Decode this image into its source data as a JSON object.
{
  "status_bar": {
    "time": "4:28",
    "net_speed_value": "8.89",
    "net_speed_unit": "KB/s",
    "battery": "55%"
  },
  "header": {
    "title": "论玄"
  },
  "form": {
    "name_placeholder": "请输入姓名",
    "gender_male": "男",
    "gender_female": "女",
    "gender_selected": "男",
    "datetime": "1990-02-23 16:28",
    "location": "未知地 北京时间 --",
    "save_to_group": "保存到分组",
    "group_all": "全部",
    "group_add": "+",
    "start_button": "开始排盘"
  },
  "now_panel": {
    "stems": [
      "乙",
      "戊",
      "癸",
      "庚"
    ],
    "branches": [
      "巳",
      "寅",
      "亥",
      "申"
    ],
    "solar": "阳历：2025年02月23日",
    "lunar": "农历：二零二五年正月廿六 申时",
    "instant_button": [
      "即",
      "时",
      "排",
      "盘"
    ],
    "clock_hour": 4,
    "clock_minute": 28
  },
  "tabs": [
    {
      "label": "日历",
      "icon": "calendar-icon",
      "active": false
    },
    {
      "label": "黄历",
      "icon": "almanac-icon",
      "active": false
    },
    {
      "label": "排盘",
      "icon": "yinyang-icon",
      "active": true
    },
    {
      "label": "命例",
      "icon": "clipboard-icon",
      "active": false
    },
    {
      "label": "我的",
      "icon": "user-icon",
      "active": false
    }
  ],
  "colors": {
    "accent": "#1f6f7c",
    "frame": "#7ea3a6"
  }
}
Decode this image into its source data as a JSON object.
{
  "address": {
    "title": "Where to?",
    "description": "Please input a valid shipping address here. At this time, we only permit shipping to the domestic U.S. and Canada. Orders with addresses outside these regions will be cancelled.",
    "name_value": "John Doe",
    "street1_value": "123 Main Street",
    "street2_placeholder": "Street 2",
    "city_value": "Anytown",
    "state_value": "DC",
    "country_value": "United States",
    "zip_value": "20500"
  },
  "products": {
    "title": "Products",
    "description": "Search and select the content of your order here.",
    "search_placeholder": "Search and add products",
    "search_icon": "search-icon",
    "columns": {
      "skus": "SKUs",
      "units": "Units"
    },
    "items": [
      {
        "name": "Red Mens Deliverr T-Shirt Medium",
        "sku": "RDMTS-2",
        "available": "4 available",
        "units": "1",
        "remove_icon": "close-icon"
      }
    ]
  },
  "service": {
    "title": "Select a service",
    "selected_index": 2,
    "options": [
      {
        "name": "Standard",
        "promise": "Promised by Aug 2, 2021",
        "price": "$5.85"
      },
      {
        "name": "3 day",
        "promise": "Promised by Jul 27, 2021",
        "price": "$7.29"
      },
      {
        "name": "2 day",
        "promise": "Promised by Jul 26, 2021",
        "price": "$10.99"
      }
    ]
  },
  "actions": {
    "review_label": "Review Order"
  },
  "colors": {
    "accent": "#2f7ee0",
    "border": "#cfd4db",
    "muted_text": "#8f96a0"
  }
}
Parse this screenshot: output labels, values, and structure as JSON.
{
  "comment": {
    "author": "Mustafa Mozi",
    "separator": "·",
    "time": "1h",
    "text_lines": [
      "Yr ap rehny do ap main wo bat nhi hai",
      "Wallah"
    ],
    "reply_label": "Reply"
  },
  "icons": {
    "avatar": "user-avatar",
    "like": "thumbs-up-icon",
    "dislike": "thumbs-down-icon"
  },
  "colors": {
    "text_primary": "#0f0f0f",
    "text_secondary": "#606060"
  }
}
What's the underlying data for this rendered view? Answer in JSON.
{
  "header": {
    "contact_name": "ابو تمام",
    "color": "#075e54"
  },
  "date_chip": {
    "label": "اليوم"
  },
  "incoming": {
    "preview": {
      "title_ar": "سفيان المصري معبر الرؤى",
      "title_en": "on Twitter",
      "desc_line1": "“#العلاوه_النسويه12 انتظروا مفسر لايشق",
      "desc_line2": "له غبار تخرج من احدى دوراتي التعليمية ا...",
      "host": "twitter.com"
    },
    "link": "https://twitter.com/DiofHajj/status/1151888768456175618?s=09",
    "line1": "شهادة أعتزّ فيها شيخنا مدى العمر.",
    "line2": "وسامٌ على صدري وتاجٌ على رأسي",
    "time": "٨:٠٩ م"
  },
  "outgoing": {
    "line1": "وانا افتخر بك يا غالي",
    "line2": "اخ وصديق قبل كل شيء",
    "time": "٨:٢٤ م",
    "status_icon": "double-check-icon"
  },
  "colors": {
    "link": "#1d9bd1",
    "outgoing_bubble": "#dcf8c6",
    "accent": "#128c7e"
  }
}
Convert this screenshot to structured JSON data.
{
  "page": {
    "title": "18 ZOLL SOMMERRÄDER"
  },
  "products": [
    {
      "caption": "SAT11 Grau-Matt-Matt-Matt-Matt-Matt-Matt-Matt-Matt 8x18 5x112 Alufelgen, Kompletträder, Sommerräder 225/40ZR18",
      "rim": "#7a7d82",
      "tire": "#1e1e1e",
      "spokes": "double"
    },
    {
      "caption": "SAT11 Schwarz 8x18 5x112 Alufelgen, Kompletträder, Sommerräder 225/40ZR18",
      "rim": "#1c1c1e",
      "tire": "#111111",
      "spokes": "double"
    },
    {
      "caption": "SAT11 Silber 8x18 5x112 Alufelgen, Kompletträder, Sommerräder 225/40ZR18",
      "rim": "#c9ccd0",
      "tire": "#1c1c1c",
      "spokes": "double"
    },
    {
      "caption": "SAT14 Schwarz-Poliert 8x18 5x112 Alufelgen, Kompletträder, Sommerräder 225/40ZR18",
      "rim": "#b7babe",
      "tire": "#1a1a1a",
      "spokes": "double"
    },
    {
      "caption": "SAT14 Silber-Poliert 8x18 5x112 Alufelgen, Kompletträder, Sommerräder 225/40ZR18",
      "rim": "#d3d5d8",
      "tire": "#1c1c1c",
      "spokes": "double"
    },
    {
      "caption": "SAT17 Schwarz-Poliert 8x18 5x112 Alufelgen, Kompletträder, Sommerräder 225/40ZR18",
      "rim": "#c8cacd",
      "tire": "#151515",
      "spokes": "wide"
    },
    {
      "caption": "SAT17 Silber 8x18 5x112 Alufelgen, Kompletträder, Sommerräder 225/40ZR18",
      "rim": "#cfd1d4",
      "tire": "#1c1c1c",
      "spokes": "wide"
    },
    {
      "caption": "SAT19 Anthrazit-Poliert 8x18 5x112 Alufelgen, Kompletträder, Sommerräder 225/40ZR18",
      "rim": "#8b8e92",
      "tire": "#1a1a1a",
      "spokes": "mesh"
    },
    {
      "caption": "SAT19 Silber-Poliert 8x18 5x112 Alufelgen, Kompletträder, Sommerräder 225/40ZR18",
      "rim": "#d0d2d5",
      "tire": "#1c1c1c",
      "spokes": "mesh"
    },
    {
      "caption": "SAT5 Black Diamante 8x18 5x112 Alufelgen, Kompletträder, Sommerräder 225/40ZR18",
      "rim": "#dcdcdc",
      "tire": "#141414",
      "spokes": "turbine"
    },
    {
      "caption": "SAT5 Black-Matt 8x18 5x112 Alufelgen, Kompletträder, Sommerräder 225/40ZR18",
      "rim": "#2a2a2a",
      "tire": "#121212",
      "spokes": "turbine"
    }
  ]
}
• • • •
Problem to work on:
Each record must be returned exactly as it is written.

Complete output:
Decode this image into its source data as a JSON object.
{
  "status_bar": {
    "time": "4:28",
    "net_speed_value": "8.89",
    "net_speed_unit": "KB/s",
    "battery": "55%"
  },
  "header": {
    "title": "论玄"
  },
  "form": {
    "name_placeholder": "请输入姓名",
    "gender_male": "男",
    "gender_female": "女",
    "gender_selected": "男",
    "datetime": "1990-02-23 16:28",
    "location": "未知地 北京时间 --",
    "save_to_group": "保存到分组",
    "group_all": "全部",
    "group_add": "+",
    "start_button": "开始排盘"
  },
  "now_panel": {
    "stems": [
      "乙",
      "戊",
      "癸",
      "庚"
    ],
    "branches": [
      "巳",
      "寅",
      "亥",
      "申"
    ],
    "solar": "阳历：2025年02月23日",
    "lunar": "农历：二零二五年正月廿六 申时",
    "instant_button": [
      "即",
      "时",
      "排",
      "盘"
    ],
    "clock_hour": 4,
    "clock_minute": 28
  },
  "tabs": [
    {
      "label": "日历",
      "icon": "calendar-icon",
      "active": false
    },
    {
      "label": "黄历",
      "icon": "almanac-icon",
      "active": false
    },
    {
      "label": "排盘",
      "icon": "yinyang-icon",
      "active": true
    },
    {
      "label": "命例",
      "icon": "clipboard-icon",
      "active": false
    },
    {
      "label": "我的",
      "icon": "user-icon",
      "active": false
    }
  ],
  "colors": {
    "accent": "#1f6f7c",
    "frame": "#7ea3a6"
  }
}
Decode this image into its source data as a JSON object.
{
  "address": {
    "title": "Where to?",
    "description": "Please input a valid shipping address here. At this time, we only permit shipping to the domestic U.S. and Canada. Orders with addresses outside these regions will be cancelled.",
    "name_value": "John Doe",
    "street1_value": "123 Main Street",
    "street2_placeholder": "Street 2",
    "city_value": "Anytown",
    "state_value": "DC",
    "country_value": "United States",
    "zip_value": "20500"
  },
  "products": {
    "title": "Products",
    "description": "Search and select the content of your order here.",
    "search_placeholder": "Search and add products",
    "search_icon": "search-icon",
    "columns": {
      "skus": "SKUs",
      "units": "Units"
    },
    "items": [
      {
        "name": "Red Mens Deliverr T-Shirt Medium",
        "sku": "RDMTS-2",
        "available": "4 available",
        "units": "1",
        "remove_icon": "close-icon"
      }
    ]
  },
  "service": {
    "title": "Select a service",
    "selected_index": 2,
    "options": [
      {
        "name": "Standard",
        "promise": "Promised by Aug 2, 2021",
        "price": "$5.85"
      },
      {
        "name": "3 day",
        "promise": "Promised by Jul 27, 2021",
        "price": "$7.29"
      },
      {
        "name": "2 day",
        "promise": "Promised by Jul 26, 2021",
        "price": "$10.99"
      }
    ]
  },
  "actions": {
    "review_label": "Review Order"
  },
  "colors": {
    "accent": "#2f7ee0",
    "border": "#cfd4db",
    "muted_text": "#8f96a0"
  }
}
Parse this screenshot: output labels, values, and structure as JSON.
{
  "comment": {
    "author": "Mustafa Mozi",
    "separator": "·",
    "time": "1h",
    "text_lines": [
      "Yr ap rehny do ap main wo bat nhi hai",
      "Wallah"
    ],
    "reply_label": "Reply"
  },
  "icons": {
    "avatar": "user-avatar",
    "like": "thumbs-up-icon",
    "dislike": "thumbs-down-icon"
  },
  "colors": {
    "text_primary": "#0f0f0f",
    "text_secondary": "#606060"
  }
}
What's the underlying data for this rendered view? Answer in JSON.
{
  "header": {
    "contact_name": "ابو تمام",
    "color": "#075e54"
  },
  "date_chip": {
    "label": "اليوم"
  },
  "incoming": {
    "preview": {
      "title_ar": "سفيان المصري معبر الرؤى",
      "title_en": "on Twitter",
      "desc_line1": "“#العلاوه_النسويه12 انتظروا مفسر لايشق",
      "desc_line2": "له غبار تخرج من احدى دوراتي التعليمية ا...",
      "host": "twitter.com"
    },
    "link": "https://twitter.com/DiofHajj/status/1151888768456175618?s=09",
    "line1": "شهادة أعتزّ فيها شيخنا مدى العمر.",
    "line2": "وسامٌ على صدري وتاجٌ على رأسي",
    "time": "٨:٠٩ م"
  },
  "outgoing": {
    "line1": "وانا افتخر بك يا غالي",
    "line2": "اخ وصديق قبل كل شيء",
    "time": "٨:٢٤ م",
    "status_icon": "double-check-icon"
  },
  "colors": {
    "link": "#1d9bd1",
    "outgoing_bubble": "#dcf8c6",
    "accent": "#128c7e"
  }
}
Convert this screenshot to structured JSON data.
{
  "page": {
    "title": "18 ZOLL SOMMERRÄDER"
  },
  "products": [
    {
      "caption": "SAT11 Grau-Matt-Matt-Matt-Matt-Matt-Matt-Matt-Matt 8x18 5x112 Alufelgen, Kompletträder, Sommerräder 225/40ZR18",
      "rim": "#7a7d82",
      "tire": "#1e1e1e",
      "spokes": "double"
    },
    {
      "caption": "SAT11 Schwarz 8x18 5x112 Alufelgen, Kompletträder, Sommerräder 225/40ZR18",
      "rim": "#1c1c1e",
      "tire": "#111111",
      "spokes": "double"
    },
    {
      "caption": "SAT11 Silber 8x18 5x112 Alufelgen, Kompletträder, Sommerräder 225/40ZR18",
      "rim": "#c9ccd0",
      "tire": "#1c1c1c",
      "spokes": "double"
    },
    {
      "caption": "SAT14 Schwarz-Poliert 8x18 5x112 Alufelgen, Kompletträder, Sommerräder 225/40ZR18",
      "rim": "#b7babe",
      "tire": "#1a1a1a",
      "spokes": "double"
    },
    {
      "caption": "SAT14 Silber-Poliert 8x18 5x112 Alufelgen, Kompletträder, Sommerräder 225/40ZR18",
      "rim": "#d3d5d8",
      "tire": "#1c1c1c",
      "spokes": "double"
    },
    {
      "caption": "SAT17 Schwarz-Poliert 8x18 5x112 Alufelgen, Kompletträder, Sommerräder 225/40ZR18",
      "rim": "#c8cacd",
      "tire": "#151515",
      "spokes": "wide"
    },
    {
      "caption": "SAT17 Silber 8x18 5x112 Alufelgen, Kompletträder, Sommerräder 225/40ZR18",
      "rim": "#cfd1d4",
      "tire": "#1c1c1c",
      "spokes": "wide"
    },
    {
      "caption": "SAT19 Anthrazit-Poliert 8x18 5x112 Alufelgen, Kompletträder, Sommerräder 225/40ZR18",
      "rim": "#8b8e92",
      "tire": "#1a1a1a",
      "spokes": "mesh"
    },
    {
      "caption": "SAT19 Silber-Poliert 8x18 5x112 Alufelgen, Kompletträder, Sommerräder 225/40ZR18",
      "rim": "#d0d2d5",
      "tire": "#1c1c1c",
      "spokes": "mesh"
    },
    {
      "caption": "SAT5 Black Diamante 8x18 5x112 Alufelgen, Kompletträder, Sommerräder 225/40ZR18",
      "rim": "#dcdcdc",
      "tire": "#141414",
      "spokes": "turbine"
    },
    {
      "caption": "SAT5 Black-Matt 8x18 5x112 Alufelgen, Kompletträder, Sommerräder 225/40ZR18",
      "rim": "#2a2a2a",
      "tire": "#121212",
      "spokes": "turbine"
    }
  ]
}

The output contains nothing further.